* [EXERCISE INSTRUCTIONS]: From the entries that follow, gather each line holding the word "Fraction".

Data records
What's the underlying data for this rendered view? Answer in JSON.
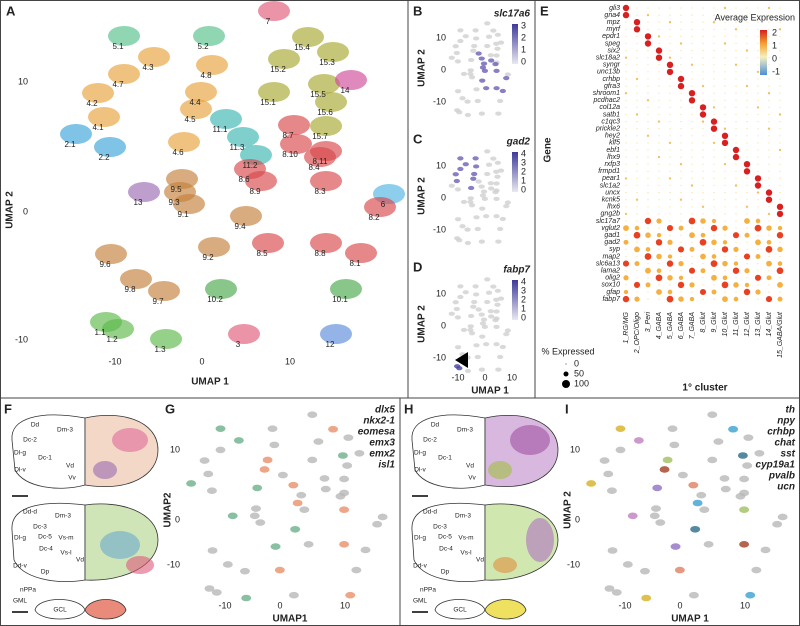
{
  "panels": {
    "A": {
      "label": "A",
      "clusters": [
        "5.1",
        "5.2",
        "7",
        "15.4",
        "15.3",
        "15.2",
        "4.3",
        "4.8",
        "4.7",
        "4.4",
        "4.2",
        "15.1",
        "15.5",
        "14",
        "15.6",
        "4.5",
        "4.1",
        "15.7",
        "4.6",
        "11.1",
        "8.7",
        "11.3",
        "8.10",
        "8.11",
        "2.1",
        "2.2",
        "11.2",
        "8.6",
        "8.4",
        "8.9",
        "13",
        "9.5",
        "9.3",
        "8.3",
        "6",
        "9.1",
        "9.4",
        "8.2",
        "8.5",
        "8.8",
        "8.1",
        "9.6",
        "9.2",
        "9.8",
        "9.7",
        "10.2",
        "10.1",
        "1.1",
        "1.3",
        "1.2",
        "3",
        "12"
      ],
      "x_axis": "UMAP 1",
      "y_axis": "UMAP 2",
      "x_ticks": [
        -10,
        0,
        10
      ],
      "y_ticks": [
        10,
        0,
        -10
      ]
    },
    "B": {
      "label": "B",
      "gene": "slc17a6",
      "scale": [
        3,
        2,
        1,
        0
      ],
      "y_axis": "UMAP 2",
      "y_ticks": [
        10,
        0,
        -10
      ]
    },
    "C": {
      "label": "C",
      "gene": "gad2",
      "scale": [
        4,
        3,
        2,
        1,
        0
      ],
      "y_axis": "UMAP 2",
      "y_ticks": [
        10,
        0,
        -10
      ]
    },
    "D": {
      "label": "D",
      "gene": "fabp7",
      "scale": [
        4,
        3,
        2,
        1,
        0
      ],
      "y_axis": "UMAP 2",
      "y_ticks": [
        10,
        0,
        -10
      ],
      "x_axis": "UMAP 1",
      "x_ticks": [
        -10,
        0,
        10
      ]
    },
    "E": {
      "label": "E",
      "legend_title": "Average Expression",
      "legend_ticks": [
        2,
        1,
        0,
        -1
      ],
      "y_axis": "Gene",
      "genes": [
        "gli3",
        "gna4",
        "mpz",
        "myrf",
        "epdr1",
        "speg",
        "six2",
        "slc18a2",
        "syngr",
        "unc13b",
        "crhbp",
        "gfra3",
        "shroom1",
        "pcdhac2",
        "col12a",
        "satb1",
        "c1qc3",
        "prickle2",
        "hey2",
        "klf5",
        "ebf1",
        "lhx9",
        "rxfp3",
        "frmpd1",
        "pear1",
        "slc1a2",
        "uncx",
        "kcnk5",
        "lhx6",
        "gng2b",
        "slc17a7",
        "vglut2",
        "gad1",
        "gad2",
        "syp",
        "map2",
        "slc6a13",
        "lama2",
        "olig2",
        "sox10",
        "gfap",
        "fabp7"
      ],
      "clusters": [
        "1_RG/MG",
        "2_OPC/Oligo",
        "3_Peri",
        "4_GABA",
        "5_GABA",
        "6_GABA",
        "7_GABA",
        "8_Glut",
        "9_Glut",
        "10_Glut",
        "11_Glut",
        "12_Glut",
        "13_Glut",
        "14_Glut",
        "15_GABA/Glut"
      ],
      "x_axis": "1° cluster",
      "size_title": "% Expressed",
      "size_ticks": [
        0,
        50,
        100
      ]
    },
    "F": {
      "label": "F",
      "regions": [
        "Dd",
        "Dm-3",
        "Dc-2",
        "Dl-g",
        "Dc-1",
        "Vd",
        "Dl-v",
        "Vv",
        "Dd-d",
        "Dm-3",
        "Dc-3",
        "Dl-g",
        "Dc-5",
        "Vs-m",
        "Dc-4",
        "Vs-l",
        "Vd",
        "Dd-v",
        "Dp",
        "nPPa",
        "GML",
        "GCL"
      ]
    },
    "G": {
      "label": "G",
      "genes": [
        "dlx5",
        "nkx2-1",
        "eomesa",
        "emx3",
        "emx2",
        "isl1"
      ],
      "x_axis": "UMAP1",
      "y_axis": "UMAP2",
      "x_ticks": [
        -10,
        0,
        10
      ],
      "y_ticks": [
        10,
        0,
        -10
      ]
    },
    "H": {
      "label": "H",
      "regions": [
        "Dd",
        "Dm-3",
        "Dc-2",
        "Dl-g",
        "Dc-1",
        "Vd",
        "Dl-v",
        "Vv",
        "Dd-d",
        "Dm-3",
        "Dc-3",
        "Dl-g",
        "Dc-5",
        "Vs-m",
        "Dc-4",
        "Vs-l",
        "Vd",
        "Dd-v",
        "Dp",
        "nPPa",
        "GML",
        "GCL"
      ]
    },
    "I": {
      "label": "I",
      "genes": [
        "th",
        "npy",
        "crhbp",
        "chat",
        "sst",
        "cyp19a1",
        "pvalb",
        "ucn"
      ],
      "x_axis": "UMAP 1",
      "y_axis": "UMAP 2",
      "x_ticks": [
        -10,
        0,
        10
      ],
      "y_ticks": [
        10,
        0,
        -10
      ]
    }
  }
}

...

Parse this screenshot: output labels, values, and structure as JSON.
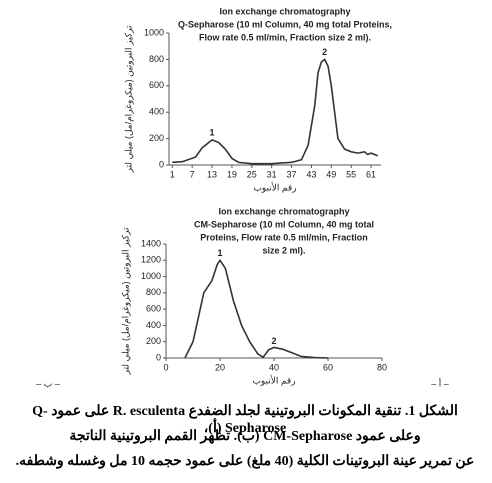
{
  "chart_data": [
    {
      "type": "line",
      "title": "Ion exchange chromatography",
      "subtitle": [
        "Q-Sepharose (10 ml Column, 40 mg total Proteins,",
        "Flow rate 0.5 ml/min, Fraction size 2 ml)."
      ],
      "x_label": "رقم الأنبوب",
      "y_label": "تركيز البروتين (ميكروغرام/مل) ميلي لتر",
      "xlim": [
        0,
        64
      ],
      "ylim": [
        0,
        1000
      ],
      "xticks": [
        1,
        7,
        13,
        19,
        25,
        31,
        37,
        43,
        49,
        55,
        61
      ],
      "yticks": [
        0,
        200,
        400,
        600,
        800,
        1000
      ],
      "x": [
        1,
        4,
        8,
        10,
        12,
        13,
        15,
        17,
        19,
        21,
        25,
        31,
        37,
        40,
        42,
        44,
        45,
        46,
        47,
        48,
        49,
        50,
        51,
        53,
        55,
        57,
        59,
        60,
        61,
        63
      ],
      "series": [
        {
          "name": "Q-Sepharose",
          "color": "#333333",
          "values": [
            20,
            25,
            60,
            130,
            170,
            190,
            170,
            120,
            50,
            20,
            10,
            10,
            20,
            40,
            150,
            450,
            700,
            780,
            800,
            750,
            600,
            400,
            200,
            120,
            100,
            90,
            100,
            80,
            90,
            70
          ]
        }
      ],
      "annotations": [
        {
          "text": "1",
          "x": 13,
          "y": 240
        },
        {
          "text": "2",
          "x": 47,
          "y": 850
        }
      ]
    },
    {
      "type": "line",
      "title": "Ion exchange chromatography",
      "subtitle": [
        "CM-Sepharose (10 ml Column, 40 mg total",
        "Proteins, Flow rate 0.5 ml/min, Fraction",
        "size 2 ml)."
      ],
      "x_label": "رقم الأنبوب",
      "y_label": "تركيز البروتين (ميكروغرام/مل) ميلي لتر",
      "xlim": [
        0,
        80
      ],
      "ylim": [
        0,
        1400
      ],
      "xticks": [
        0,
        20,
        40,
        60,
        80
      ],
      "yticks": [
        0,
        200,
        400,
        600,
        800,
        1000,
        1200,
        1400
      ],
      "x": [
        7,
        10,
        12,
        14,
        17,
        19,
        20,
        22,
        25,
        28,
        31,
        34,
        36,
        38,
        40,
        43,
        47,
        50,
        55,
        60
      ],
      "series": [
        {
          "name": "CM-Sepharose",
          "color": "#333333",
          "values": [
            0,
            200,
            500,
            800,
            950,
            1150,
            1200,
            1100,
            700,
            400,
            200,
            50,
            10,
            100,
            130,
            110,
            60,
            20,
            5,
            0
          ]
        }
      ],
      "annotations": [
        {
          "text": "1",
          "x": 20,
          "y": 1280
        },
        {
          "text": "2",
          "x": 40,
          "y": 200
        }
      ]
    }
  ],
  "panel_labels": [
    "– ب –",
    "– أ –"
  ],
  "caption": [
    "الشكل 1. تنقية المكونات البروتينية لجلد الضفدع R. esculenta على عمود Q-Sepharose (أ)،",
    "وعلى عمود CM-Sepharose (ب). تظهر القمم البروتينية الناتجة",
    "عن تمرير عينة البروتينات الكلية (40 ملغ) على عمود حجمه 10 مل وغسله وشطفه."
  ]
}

* [PROBLEM SOLUTION]:
        "Flow rate 0.5 ml/min, Fraction size 2 ml)."
        "Proteins, Flow rate 0.5 ml/min, Fraction",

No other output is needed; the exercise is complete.